• _Written exercise_
Show every line below where "Novgorod" can be found.

• _Stored records_
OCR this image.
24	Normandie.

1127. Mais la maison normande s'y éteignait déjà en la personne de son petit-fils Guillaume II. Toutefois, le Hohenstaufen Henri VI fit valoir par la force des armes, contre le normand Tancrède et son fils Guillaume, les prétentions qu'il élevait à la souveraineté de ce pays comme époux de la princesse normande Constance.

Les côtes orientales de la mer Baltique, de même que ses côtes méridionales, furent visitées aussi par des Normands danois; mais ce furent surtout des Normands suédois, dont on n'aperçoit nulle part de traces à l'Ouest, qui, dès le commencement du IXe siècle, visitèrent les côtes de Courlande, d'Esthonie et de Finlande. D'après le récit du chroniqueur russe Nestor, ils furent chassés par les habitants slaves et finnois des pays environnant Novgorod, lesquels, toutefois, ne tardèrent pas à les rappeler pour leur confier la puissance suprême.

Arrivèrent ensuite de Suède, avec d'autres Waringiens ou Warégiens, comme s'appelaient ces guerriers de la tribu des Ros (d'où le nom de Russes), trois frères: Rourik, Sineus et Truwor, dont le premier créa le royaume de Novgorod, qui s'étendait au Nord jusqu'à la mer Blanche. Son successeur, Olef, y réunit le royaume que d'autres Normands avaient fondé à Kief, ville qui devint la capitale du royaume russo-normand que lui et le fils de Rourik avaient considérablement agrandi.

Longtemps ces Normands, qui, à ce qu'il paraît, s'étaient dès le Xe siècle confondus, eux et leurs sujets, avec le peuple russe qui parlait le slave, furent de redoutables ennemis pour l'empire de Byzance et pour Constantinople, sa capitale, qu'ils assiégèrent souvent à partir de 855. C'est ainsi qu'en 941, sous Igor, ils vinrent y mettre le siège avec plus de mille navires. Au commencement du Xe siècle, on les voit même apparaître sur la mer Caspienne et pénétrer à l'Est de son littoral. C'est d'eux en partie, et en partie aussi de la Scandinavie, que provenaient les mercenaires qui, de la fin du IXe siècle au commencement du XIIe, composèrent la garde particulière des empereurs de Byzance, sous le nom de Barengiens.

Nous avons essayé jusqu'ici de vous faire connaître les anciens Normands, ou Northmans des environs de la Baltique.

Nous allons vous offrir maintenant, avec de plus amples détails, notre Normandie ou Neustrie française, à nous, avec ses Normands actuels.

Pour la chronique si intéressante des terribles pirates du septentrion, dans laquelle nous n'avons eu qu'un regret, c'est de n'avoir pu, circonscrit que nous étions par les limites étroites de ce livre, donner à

• _Final result_
Les côtes orientales de la mer Baltique, de même que ses côtes méridionales, furent visitées aussi par des Normands danois; mais ce furent surtout des Normands suédois, dont on n'aperçoit nulle part de traces à l'Ouest, qui, dès le commencement du IXe siècle, visitèrent les côtes de Courlande, d'Esthonie et de Finlande. D'après le récit du chroniqueur russe Nestor, ils furent chassés par les habitants slaves et finnois des pays environnant Novgorod, lesquels, toutefois, ne tardèrent pas à les rappeler pour leur confier la puissance suprême.
Arrivèrent ensuite de Suède, avec d'autres Waringiens ou Warégiens, comme s'appelaient ces guerriers de la tribu des Ros (d'où le nom de Russes), trois frères: Rourik, Sineus et Truwor, dont le premier créa le royaume de Novgorod, qui s'étendait au Nord jusqu'à la mer Blanche. Son successeur, Olef, y réunit le royaume que d'autres Normands avaient fondé à Kief, ville qui devint la capitale du royaume russo-normand que lui et le fils de Rourik avaient considérablement agrandi.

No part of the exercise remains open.